REQUEST: Set down the records once more, please, exactly and with the pictures left out.

++++++

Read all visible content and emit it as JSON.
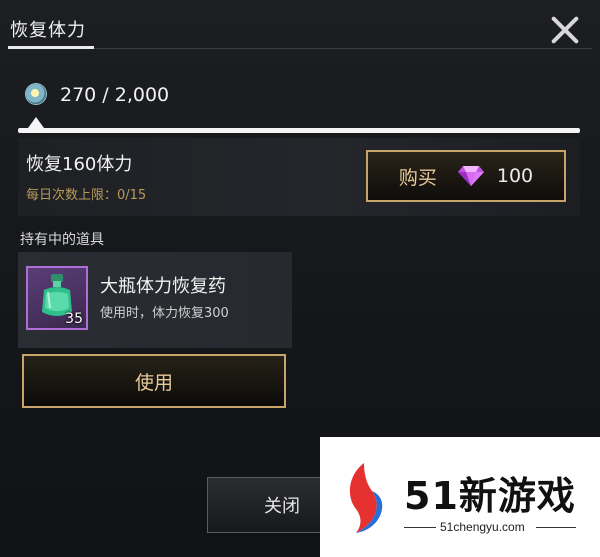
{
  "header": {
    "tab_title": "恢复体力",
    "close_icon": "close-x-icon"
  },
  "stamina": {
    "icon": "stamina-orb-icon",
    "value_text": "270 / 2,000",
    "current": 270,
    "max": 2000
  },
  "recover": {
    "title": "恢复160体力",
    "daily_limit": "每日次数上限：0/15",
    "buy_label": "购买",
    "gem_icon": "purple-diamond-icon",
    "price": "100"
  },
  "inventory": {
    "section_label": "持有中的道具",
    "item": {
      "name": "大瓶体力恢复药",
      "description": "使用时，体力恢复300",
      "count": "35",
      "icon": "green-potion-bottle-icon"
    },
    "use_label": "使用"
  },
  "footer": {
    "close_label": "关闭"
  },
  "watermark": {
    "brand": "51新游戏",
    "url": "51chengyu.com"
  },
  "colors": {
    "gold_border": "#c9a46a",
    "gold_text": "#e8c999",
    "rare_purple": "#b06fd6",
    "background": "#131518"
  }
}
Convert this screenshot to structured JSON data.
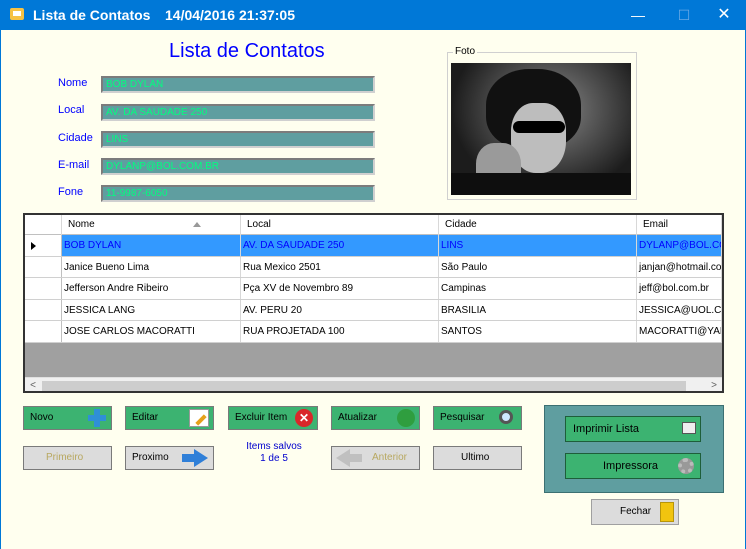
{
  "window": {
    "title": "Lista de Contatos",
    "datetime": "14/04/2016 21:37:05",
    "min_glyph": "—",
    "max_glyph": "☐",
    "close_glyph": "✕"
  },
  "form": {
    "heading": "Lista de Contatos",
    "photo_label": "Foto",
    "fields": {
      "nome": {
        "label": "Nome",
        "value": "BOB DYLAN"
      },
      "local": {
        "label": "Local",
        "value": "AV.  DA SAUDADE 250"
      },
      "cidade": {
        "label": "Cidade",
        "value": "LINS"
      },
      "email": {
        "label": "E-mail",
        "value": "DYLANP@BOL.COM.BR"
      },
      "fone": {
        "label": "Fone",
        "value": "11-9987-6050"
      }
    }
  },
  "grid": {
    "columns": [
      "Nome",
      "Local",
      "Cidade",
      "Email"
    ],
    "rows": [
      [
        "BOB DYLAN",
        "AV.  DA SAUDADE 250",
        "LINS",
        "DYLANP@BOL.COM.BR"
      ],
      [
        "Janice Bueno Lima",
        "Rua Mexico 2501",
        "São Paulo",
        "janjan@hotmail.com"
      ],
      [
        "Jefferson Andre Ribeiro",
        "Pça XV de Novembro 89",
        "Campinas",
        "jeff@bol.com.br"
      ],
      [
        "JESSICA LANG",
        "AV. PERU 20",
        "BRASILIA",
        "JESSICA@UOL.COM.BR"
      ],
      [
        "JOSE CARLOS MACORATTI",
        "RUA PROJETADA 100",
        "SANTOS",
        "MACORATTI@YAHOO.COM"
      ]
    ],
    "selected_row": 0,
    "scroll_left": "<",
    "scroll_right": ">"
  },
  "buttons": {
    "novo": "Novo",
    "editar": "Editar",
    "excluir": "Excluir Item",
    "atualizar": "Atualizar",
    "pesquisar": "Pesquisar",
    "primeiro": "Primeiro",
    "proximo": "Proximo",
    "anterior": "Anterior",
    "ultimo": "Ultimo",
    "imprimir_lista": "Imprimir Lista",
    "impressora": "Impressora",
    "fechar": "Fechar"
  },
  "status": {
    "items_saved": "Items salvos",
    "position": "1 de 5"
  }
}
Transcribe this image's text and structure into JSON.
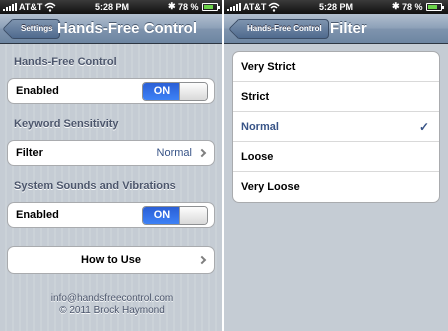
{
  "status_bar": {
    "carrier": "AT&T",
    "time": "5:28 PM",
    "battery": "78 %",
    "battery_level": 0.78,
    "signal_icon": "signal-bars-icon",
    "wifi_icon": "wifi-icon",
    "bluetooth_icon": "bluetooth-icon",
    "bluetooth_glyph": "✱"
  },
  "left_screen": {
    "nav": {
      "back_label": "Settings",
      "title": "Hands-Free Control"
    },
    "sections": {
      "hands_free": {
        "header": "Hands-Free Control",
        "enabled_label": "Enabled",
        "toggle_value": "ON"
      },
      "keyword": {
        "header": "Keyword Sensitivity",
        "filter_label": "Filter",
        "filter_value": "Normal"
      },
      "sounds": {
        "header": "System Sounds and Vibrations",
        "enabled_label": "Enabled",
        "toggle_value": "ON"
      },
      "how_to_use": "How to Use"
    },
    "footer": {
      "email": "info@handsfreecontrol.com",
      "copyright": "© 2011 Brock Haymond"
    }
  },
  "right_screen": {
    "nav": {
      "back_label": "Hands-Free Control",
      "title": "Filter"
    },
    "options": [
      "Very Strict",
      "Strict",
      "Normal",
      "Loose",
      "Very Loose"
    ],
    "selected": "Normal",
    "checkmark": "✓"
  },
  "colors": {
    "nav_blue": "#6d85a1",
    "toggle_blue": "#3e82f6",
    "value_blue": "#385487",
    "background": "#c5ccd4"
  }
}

++++++

TASK RESULT:
Read all visible content and emit it as JSON.
{
  "header": {
    "tab_title": "恢复体力",
    "close_icon": "close-x-icon"
  },
  "stamina": {
    "icon": "stamina-orb-icon",
    "value_text": "270 / 2,000",
    "current": 270,
    "max": 2000
  },
  "recover": {
    "title": "恢复160体力",
    "daily_limit": "每日次数上限：0/15",
    "buy_label": "购买",
    "gem_icon": "purple-diamond-icon",
    "price": "100"
  },
  "inventory": {
    "section_label": "持有中的道具",
    "item": {
      "name": "大瓶体力恢复药",
      "description": "使用时，体力恢复300",
      "count": "35",
      "icon": "green-potion-bottle-icon"
    },
    "use_label": "使用"
  },
  "footer": {
    "close_label": "关闭"
  },
  "watermark": {
    "brand": "51新游戏",
    "url": "51chengyu.com"
  },
  "colors": {
    "gold_border": "#c9a46a",
    "gold_text": "#e8c999",
    "rare_purple": "#b06fd6",
    "background": "#131518"
  }
}
Convert this screenshot to structured JSON data.
{
  "window": {
    "title": "Lista de Contatos",
    "datetime": "14/04/2016 21:37:05",
    "min_glyph": "—",
    "max_glyph": "☐",
    "close_glyph": "✕"
  },
  "form": {
    "heading": "Lista de Contatos",
    "photo_label": "Foto",
    "fields": {
      "nome": {
        "label": "Nome",
        "value": "BOB DYLAN"
      },
      "local": {
        "label": "Local",
        "value": "AV.  DA SAUDADE 250"
      },
      "cidade": {
        "label": "Cidade",
        "value": "LINS"
      },
      "email": {
        "label": "E-mail",
        "value": "DYLANP@BOL.COM.BR"
      },
      "fone": {
        "label": "Fone",
        "value": "11-9987-6050"
      }
    }
  },
  "grid": {
    "columns": [
      "Nome",
      "Local",
      "Cidade",
      "Email"
    ],
    "rows": [
      [
        "BOB DYLAN",
        "AV.  DA SAUDADE 250",
        "LINS",
        "DYLANP@BOL.COM.BR"
      ],
      [
        "Janice Bueno Lima",
        "Rua Mexico 2501",
        "São Paulo",
        "janjan@hotmail.com"
      ],
      [
        "Jefferson Andre Ribeiro",
        "Pça XV de Novembro 89",
        "Campinas",
        "jeff@bol.com.br"
      ],
      [
        "JESSICA LANG",
        "AV. PERU 20",
        "BRASILIA",
        "JESSICA@UOL.COM.BR"
      ],
      [
        "JOSE CARLOS MACORATTI",
        "RUA PROJETADA 100",
        "SANTOS",
        "MACORATTI@YAHOO.COM"
      ]
    ],
    "selected_row": 0,
    "scroll_left": "<",
    "scroll_right": ">"
  },
  "buttons": {
    "novo": "Novo",
    "editar": "Editar",
    "excluir": "Excluir Item",
    "atualizar": "Atualizar",
    "pesquisar": "Pesquisar",
    "primeiro": "Primeiro",
    "proximo": "Proximo",
    "anterior": "Anterior",
    "ultimo": "Ultimo",
    "imprimir_lista": "Imprimir Lista",
    "impressora": "Impressora",
    "fechar": "Fechar"
  },
  "status": {
    "items_saved": "Items salvos",
    "position": "1 de 5"
  }
}
Transcribe this image's text and structure into JSON.
{
  "status_bar": {
    "carrier": "AT&T",
    "time": "5:28 PM",
    "battery": "78 %",
    "battery_level": 0.78,
    "signal_icon": "signal-bars-icon",
    "wifi_icon": "wifi-icon",
    "bluetooth_icon": "bluetooth-icon",
    "bluetooth_glyph": "✱"
  },
  "left_screen": {
    "nav": {
      "back_label": "Settings",
      "title": "Hands-Free Control"
    },
    "sections": {
      "hands_free": {
        "header": "Hands-Free Control",
        "enabled_label": "Enabled",
        "toggle_value": "ON"
      },
      "keyword": {
        "header": "Keyword Sensitivity",
        "filter_label": "Filter",
        "filter_value": "Normal"
      },
      "sounds": {
        "header": "System Sounds and Vibrations",
        "enabled_label": "Enabled",
        "toggle_value": "ON"
      },
      "how_to_use": "How to Use"
    },
    "footer": {
      "email": "info@handsfreecontrol.com",
      "copyright": "© 2011 Brock Haymond"
    }
  },
  "right_screen": {
    "nav": {
      "back_label": "Hands-Free Control",
      "title": "Filter"
    },
    "options": [
      "Very Strict",
      "Strict",
      "Normal",
      "Loose",
      "Very Loose"
    ],
    "selected": "Normal",
    "checkmark": "✓"
  },
  "colors": {
    "nav_blue": "#6d85a1",
    "toggle_blue": "#3e82f6",
    "value_blue": "#385487",
    "background": "#c5ccd4"
  }
}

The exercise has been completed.